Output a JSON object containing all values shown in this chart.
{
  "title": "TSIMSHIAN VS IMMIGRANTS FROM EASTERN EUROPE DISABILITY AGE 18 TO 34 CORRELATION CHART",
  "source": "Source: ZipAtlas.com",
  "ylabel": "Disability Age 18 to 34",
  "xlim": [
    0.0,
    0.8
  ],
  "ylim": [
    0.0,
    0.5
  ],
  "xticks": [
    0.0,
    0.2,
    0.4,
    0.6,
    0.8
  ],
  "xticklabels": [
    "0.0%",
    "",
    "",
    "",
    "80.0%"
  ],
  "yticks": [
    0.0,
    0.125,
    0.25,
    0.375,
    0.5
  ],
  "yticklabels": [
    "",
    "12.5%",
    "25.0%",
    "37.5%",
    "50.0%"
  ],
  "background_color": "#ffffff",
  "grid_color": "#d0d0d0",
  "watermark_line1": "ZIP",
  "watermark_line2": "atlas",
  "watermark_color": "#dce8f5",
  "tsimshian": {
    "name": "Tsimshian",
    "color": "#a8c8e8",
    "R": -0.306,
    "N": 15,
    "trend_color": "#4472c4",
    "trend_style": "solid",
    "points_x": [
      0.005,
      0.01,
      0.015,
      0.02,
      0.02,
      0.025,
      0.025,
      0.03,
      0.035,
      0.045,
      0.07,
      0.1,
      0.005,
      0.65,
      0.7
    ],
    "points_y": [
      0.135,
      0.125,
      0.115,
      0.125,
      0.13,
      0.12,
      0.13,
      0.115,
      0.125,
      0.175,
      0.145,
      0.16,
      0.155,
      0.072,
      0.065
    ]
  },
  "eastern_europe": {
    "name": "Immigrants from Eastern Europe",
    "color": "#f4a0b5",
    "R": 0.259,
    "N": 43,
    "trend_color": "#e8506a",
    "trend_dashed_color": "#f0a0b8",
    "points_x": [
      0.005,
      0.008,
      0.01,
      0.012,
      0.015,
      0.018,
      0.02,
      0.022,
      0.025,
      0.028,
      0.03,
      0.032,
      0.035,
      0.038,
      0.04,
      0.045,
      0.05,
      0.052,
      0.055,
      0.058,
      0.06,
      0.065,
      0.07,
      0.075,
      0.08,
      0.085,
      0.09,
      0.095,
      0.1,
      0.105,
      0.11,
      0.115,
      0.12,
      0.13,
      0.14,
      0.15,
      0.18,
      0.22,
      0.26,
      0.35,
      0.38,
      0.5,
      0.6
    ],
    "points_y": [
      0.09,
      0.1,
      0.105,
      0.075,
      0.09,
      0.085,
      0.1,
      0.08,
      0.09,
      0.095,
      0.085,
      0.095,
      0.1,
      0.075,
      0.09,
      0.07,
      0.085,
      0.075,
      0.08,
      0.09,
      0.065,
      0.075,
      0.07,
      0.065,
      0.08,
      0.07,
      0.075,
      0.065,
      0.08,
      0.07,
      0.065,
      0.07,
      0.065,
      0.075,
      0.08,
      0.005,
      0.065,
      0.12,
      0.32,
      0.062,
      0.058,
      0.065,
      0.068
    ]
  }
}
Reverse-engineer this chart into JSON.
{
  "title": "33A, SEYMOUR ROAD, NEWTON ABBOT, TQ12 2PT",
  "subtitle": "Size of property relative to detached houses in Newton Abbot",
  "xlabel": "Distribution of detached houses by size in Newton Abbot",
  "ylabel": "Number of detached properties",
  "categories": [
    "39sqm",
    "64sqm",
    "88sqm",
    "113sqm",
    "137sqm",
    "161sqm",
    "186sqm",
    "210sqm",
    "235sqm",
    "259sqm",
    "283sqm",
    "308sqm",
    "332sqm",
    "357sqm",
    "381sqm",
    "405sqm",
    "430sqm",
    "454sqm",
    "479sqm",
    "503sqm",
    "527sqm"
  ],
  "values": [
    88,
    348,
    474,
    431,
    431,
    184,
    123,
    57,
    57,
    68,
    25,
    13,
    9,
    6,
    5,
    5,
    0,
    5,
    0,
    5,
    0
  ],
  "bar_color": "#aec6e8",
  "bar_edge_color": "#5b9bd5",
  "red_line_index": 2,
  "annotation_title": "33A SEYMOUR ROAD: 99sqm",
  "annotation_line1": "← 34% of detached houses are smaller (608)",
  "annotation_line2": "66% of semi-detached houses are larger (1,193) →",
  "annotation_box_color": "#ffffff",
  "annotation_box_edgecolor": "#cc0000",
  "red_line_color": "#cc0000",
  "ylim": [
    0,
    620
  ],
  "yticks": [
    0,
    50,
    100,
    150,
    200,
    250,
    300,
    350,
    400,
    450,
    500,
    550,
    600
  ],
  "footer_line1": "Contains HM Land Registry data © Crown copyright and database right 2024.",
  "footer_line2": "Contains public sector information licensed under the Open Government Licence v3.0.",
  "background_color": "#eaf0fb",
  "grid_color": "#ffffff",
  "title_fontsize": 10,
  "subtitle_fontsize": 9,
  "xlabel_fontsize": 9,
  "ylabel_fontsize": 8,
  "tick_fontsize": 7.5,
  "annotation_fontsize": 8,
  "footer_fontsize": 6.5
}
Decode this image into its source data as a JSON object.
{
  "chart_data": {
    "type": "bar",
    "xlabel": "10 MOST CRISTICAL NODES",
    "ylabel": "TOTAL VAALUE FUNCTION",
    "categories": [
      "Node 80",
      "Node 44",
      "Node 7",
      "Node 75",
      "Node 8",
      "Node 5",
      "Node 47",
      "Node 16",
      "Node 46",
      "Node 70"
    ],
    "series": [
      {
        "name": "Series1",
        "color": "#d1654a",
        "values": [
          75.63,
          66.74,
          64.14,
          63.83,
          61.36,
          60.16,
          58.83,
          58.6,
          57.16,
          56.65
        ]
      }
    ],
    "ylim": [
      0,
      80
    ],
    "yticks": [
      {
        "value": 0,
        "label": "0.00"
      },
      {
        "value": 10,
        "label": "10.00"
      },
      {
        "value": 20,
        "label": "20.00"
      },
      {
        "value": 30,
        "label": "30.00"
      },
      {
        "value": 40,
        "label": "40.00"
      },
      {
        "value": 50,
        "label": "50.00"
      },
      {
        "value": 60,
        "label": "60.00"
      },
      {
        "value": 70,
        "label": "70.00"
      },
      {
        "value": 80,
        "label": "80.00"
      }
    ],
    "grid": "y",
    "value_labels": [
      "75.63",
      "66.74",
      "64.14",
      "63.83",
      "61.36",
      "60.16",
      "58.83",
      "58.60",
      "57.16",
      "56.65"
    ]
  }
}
——————
> Exercise instructions
Nothing may be left out: return each entry exactly as it reads.

> Solution for this exercise
Output a JSON object containing all values shown in this chart.
{
  "title": "TSIMSHIAN VS IMMIGRANTS FROM EASTERN EUROPE DISABILITY AGE 18 TO 34 CORRELATION CHART",
  "source": "Source: ZipAtlas.com",
  "ylabel": "Disability Age 18 to 34",
  "xlim": [
    0.0,
    0.8
  ],
  "ylim": [
    0.0,
    0.5
  ],
  "xticks": [
    0.0,
    0.2,
    0.4,
    0.6,
    0.8
  ],
  "xticklabels": [
    "0.0%",
    "",
    "",
    "",
    "80.0%"
  ],
  "yticks": [
    0.0,
    0.125,
    0.25,
    0.375,
    0.5
  ],
  "yticklabels": [
    "",
    "12.5%",
    "25.0%",
    "37.5%",
    "50.0%"
  ],
  "background_color": "#ffffff",
  "grid_color": "#d0d0d0",
  "watermark_line1": "ZIP",
  "watermark_line2": "atlas",
  "watermark_color": "#dce8f5",
  "tsimshian": {
    "name": "Tsimshian",
    "color": "#a8c8e8",
    "R": -0.306,
    "N": 15,
    "trend_color": "#4472c4",
    "trend_style": "solid",
    "points_x": [
      0.005,
      0.01,
      0.015,
      0.02,
      0.02,
      0.025,
      0.025,
      0.03,
      0.035,
      0.045,
      0.07,
      0.1,
      0.005,
      0.65,
      0.7
    ],
    "points_y": [
      0.135,
      0.125,
      0.115,
      0.125,
      0.13,
      0.12,
      0.13,
      0.115,
      0.125,
      0.175,
      0.145,
      0.16,
      0.155,
      0.072,
      0.065
    ]
  },
  "eastern_europe": {
    "name": "Immigrants from Eastern Europe",
    "color": "#f4a0b5",
    "R": 0.259,
    "N": 43,
    "trend_color": "#e8506a",
    "trend_dashed_color": "#f0a0b8",
    "points_x": [
      0.005,
      0.008,
      0.01,
      0.012,
      0.015,
      0.018,
      0.02,
      0.022,
      0.025,
      0.028,
      0.03,
      0.032,
      0.035,
      0.038,
      0.04,
      0.045,
      0.05,
      0.052,
      0.055,
      0.058,
      0.06,
      0.065,
      0.07,
      0.075,
      0.08,
      0.085,
      0.09,
      0.095,
      0.1,
      0.105,
      0.11,
      0.115,
      0.12,
      0.13,
      0.14,
      0.15,
      0.18,
      0.22,
      0.26,
      0.35,
      0.38,
      0.5,
      0.6
    ],
    "points_y": [
      0.09,
      0.1,
      0.105,
      0.075,
      0.09,
      0.085,
      0.1,
      0.08,
      0.09,
      0.095,
      0.085,
      0.095,
      0.1,
      0.075,
      0.09,
      0.07,
      0.085,
      0.075,
      0.08,
      0.09,
      0.065,
      0.075,
      0.07,
      0.065,
      0.08,
      0.07,
      0.075,
      0.065,
      0.08,
      0.07,
      0.065,
      0.07,
      0.065,
      0.075,
      0.08,
      0.005,
      0.065,
      0.12,
      0.32,
      0.062,
      0.058,
      0.065,
      0.068
    ]
  }
}
Reverse-engineer this chart into JSON.
{
  "title": "33A, SEYMOUR ROAD, NEWTON ABBOT, TQ12 2PT",
  "subtitle": "Size of property relative to detached houses in Newton Abbot",
  "xlabel": "Distribution of detached houses by size in Newton Abbot",
  "ylabel": "Number of detached properties",
  "categories": [
    "39sqm",
    "64sqm",
    "88sqm",
    "113sqm",
    "137sqm",
    "161sqm",
    "186sqm",
    "210sqm",
    "235sqm",
    "259sqm",
    "283sqm",
    "308sqm",
    "332sqm",
    "357sqm",
    "381sqm",
    "405sqm",
    "430sqm",
    "454sqm",
    "479sqm",
    "503sqm",
    "527sqm"
  ],
  "values": [
    88,
    348,
    474,
    431,
    431,
    184,
    123,
    57,
    57,
    68,
    25,
    13,
    9,
    6,
    5,
    5,
    0,
    5,
    0,
    5,
    0
  ],
  "bar_color": "#aec6e8",
  "bar_edge_color": "#5b9bd5",
  "red_line_index": 2,
  "annotation_title": "33A SEYMOUR ROAD: 99sqm",
  "annotation_line1": "← 34% of detached houses are smaller (608)",
  "annotation_line2": "66% of semi-detached houses are larger (1,193) →",
  "annotation_box_color": "#ffffff",
  "annotation_box_edgecolor": "#cc0000",
  "red_line_color": "#cc0000",
  "ylim": [
    0,
    620
  ],
  "yticks": [
    0,
    50,
    100,
    150,
    200,
    250,
    300,
    350,
    400,
    450,
    500,
    550,
    600
  ],
  "footer_line1": "Contains HM Land Registry data © Crown copyright and database right 2024.",
  "footer_line2": "Contains public sector information licensed under the Open Government Licence v3.0.",
  "background_color": "#eaf0fb",
  "grid_color": "#ffffff",
  "title_fontsize": 10,
  "subtitle_fontsize": 9,
  "xlabel_fontsize": 9,
  "ylabel_fontsize": 8,
  "tick_fontsize": 7.5,
  "annotation_fontsize": 8,
  "footer_fontsize": 6.5
}
Decode this image into its source data as a JSON object.
{
  "chart_data": {
    "type": "bar",
    "xlabel": "10 MOST CRISTICAL NODES",
    "ylabel": "TOTAL VAALUE FUNCTION",
    "categories": [
      "Node 80",
      "Node 44",
      "Node 7",
      "Node 75",
      "Node 8",
      "Node 5",
      "Node 47",
      "Node 16",
      "Node 46",
      "Node 70"
    ],
    "series": [
      {
        "name": "Series1",
        "color": "#d1654a",
        "values": [
          75.63,
          66.74,
          64.14,
          63.83,
          61.36,
          60.16,
          58.83,
          58.6,
          57.16,
          56.65
        ]
      }
    ],
    "ylim": [
      0,
      80
    ],
    "yticks": [
      {
        "value": 0,
        "label": "0.00"
      },
      {
        "value": 10,
        "label": "10.00"
      },
      {
        "value": 20,
        "label": "20.00"
      },
      {
        "value": 30,
        "label": "30.00"
      },
      {
        "value": 40,
        "label": "40.00"
      },
      {
        "value": 50,
        "label": "50.00"
      },
      {
        "value": 60,
        "label": "60.00"
      },
      {
        "value": 70,
        "label": "70.00"
      },
      {
        "value": 80,
        "label": "80.00"
      }
    ],
    "grid": "y",
    "value_labels": [
      "75.63",
      "66.74",
      "64.14",
      "63.83",
      "61.36",
      "60.16",
      "58.83",
      "58.60",
      "57.16",
      "56.65"
    ]
  }
}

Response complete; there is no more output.